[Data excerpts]
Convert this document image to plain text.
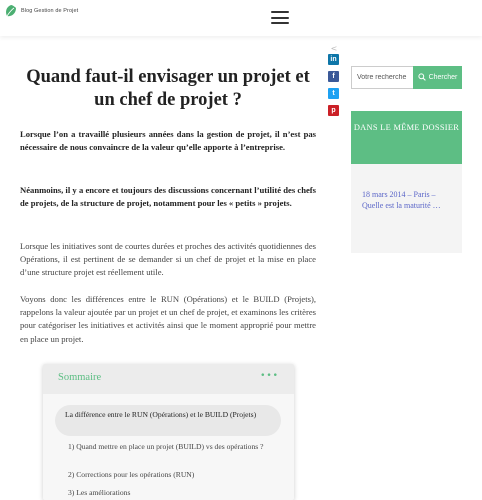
Blog Gestion de Projet
Quand faut-il envisager un projet et un chef de projet ?

Lorsque l’on a travaillé plusieurs années dans la gestion de projet, il n’est pas nécessaire de nous convaincre de la valeur qu’elle apporte à l’entreprise.

Néanmoins, il y a encore et toujours des discussions concernant l’utilité des chefs de projets, de la structure de projet, notamment pour les « petits » projets.

Lorsque les initiatives sont de courtes durées et proches des activités quotidiennes des Opérations, il est pertinent de se demander si un chef de projet et la mise en place d’une structure projet est réellement utile.

Voyons donc les différences entre le RUN (Opérations) et le BUILD (Projets), rappelons la valeur ajoutée par un projet et un chef de projet, et examinons les critères pour catégoriser les initiatives et activités ainsi que le moment approprié pour mettre en place un projet.

<
in
f
t
p
Votre recherche
Chercher
DANS LE MÊME DOSSIER
18 mars 2014 – Paris – Quelle est la maturité …
Sommaire	•••
La différence entre le RUN (Opérations) et le BUILD (Projets)
1) Quand mettre en place un projet (BUILD) vs des opérations ?
2) Corrections pour les opérations (RUN)
3) Les améliorations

• TASK
Check the records above line by line and tally those holding the string "BUILD". Answer with the number only.

• WORKED ANSWER
3